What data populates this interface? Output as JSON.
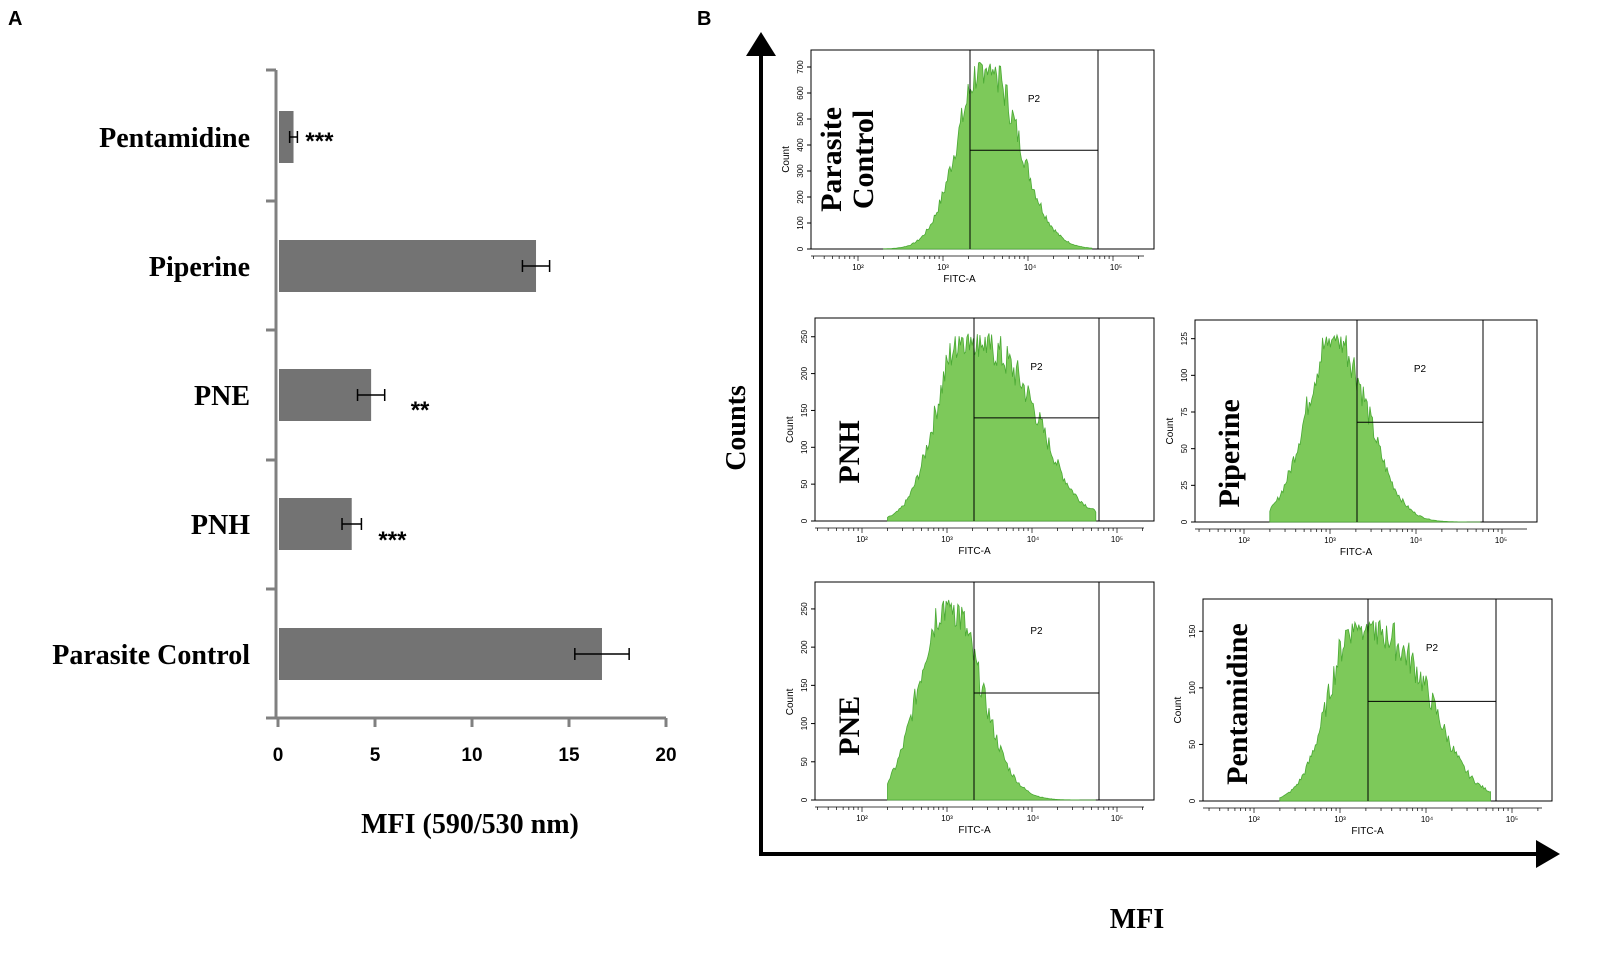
{
  "figure": {
    "panel_a_label": "A",
    "panel_b_label": "B"
  },
  "colors": {
    "bar": "#737373",
    "axis": "#808080",
    "hist_fill": "#7dc95a",
    "hist_edge": "#4aa934"
  },
  "chart_data": [
    {
      "type": "bar",
      "orientation": "horizontal",
      "categories": [
        "Pentamidine",
        "Piperine",
        "PNE",
        "PNH",
        "Parasite Control"
      ],
      "values": [
        0.8,
        13.3,
        4.8,
        3.8,
        16.7
      ],
      "errors": [
        0.2,
        0.7,
        0.7,
        0.5,
        1.4
      ],
      "significance": [
        "***",
        "",
        "**",
        "***",
        ""
      ],
      "xlim": [
        0,
        20
      ],
      "xticks": [
        "0",
        "5",
        "10",
        "15",
        "20"
      ],
      "xlabel": "MFI (590/530 nm)",
      "ylabel": ""
    },
    {
      "type": "histogram-panel",
      "xlabel": "MFI",
      "ylabel": "Counts",
      "plots": [
        {
          "name": "Parasite Control",
          "name_lines": [
            "Parasite",
            "Control"
          ],
          "yticks": [
            "0",
            "100",
            "200",
            "300",
            "400",
            "500",
            "600",
            "700"
          ],
          "ymax": 750,
          "xaxis_label": "FITC-A",
          "yaxis_label": "Count",
          "gate_label": "P2",
          "decade_labels": [
            "10²",
            "10³",
            "10⁴",
            "10⁵"
          ],
          "peak_log": 3.5,
          "peak_count": 720,
          "gate_level": 380
        },
        {
          "name": "PNH",
          "name_lines": [
            "PNH"
          ],
          "yticks": [
            "0",
            "50",
            "100",
            "150",
            "200",
            "250"
          ],
          "ymax": 270,
          "xaxis_label": "FITC-A",
          "yaxis_label": "Count",
          "gate_label": "P2",
          "decade_labels": [
            "10²",
            "10³",
            "10⁴",
            "10⁵"
          ],
          "peak_log": 3.2,
          "peak_count": 255,
          "gate_level": 140
        },
        {
          "name": "Piperine",
          "name_lines": [
            "Piperine"
          ],
          "yticks": [
            "0",
            "25",
            "50",
            "75",
            "100",
            "125"
          ],
          "ymax": 135,
          "xaxis_label": "FITC-A",
          "yaxis_label": "Count",
          "gate_label": "P2",
          "decade_labels": [
            "10²",
            "10³",
            "10⁴",
            "10⁵"
          ],
          "peak_log": 3.05,
          "peak_count": 128,
          "gate_level": 68
        },
        {
          "name": "PNE",
          "name_lines": [
            "PNE"
          ],
          "yticks": [
            "0",
            "50",
            "100",
            "150",
            "200",
            "250"
          ],
          "ymax": 280,
          "xaxis_label": "FITC-A",
          "yaxis_label": "Count",
          "gate_label": "P2",
          "decade_labels": [
            "10²",
            "10³",
            "10⁴",
            "10⁵"
          ],
          "peak_log": 3.0,
          "peak_count": 262,
          "gate_level": 140
        },
        {
          "name": "Pentamidine",
          "name_lines": [
            "Pentamidine"
          ],
          "yticks": [
            "0",
            "50",
            "100",
            "150"
          ],
          "ymax": 175,
          "xaxis_label": "FITC-A",
          "yaxis_label": "Count",
          "gate_label": "P2",
          "decade_labels": [
            "10²",
            "10³",
            "10⁴",
            "10⁵"
          ],
          "peak_log": 3.2,
          "peak_count": 160,
          "gate_level": 88
        }
      ]
    }
  ]
}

━━━━

### Description of the task
Quote the full listing above word for word; exclude every picture from the copy.

### Answer to this problem
What data populates this interface? Output as JSON.
{
  "figure": {
    "panel_a_label": "A",
    "panel_b_label": "B"
  },
  "colors": {
    "bar": "#737373",
    "axis": "#808080",
    "hist_fill": "#7dc95a",
    "hist_edge": "#4aa934"
  },
  "chart_data": [
    {
      "type": "bar",
      "orientation": "horizontal",
      "categories": [
        "Pentamidine",
        "Piperine",
        "PNE",
        "PNH",
        "Parasite Control"
      ],
      "values": [
        0.8,
        13.3,
        4.8,
        3.8,
        16.7
      ],
      "errors": [
        0.2,
        0.7,
        0.7,
        0.5,
        1.4
      ],
      "significance": [
        "***",
        "",
        "**",
        "***",
        ""
      ],
      "xlim": [
        0,
        20
      ],
      "xticks": [
        "0",
        "5",
        "10",
        "15",
        "20"
      ],
      "xlabel": "MFI (590/530 nm)",
      "ylabel": ""
    },
    {
      "type": "histogram-panel",
      "xlabel": "MFI",
      "ylabel": "Counts",
      "plots": [
        {
          "name": "Parasite Control",
          "name_lines": [
            "Parasite",
            "Control"
          ],
          "yticks": [
            "0",
            "100",
            "200",
            "300",
            "400",
            "500",
            "600",
            "700"
          ],
          "ymax": 750,
          "xaxis_label": "FITC-A",
          "yaxis_label": "Count",
          "gate_label": "P2",
          "decade_labels": [
            "10²",
            "10³",
            "10⁴",
            "10⁵"
          ],
          "peak_log": 3.5,
          "peak_count": 720,
          "gate_level": 380
        },
        {
          "name": "PNH",
          "name_lines": [
            "PNH"
          ],
          "yticks": [
            "0",
            "50",
            "100",
            "150",
            "200",
            "250"
          ],
          "ymax": 270,
          "xaxis_label": "FITC-A",
          "yaxis_label": "Count",
          "gate_label": "P2",
          "decade_labels": [
            "10²",
            "10³",
            "10⁴",
            "10⁵"
          ],
          "peak_log": 3.2,
          "peak_count": 255,
          "gate_level": 140
        },
        {
          "name": "Piperine",
          "name_lines": [
            "Piperine"
          ],
          "yticks": [
            "0",
            "25",
            "50",
            "75",
            "100",
            "125"
          ],
          "ymax": 135,
          "xaxis_label": "FITC-A",
          "yaxis_label": "Count",
          "gate_label": "P2",
          "decade_labels": [
            "10²",
            "10³",
            "10⁴",
            "10⁵"
          ],
          "peak_log": 3.05,
          "peak_count": 128,
          "gate_level": 68
        },
        {
          "name": "PNE",
          "name_lines": [
            "PNE"
          ],
          "yticks": [
            "0",
            "50",
            "100",
            "150",
            "200",
            "250"
          ],
          "ymax": 280,
          "xaxis_label": "FITC-A",
          "yaxis_label": "Count",
          "gate_label": "P2",
          "decade_labels": [
            "10²",
            "10³",
            "10⁴",
            "10⁵"
          ],
          "peak_log": 3.0,
          "peak_count": 262,
          "gate_level": 140
        },
        {
          "name": "Pentamidine",
          "name_lines": [
            "Pentamidine"
          ],
          "yticks": [
            "0",
            "50",
            "100",
            "150"
          ],
          "ymax": 175,
          "xaxis_label": "FITC-A",
          "yaxis_label": "Count",
          "gate_label": "P2",
          "decade_labels": [
            "10²",
            "10³",
            "10⁴",
            "10⁵"
          ],
          "peak_log": 3.2,
          "peak_count": 160,
          "gate_level": 88
        }
      ]
    }
  ]
}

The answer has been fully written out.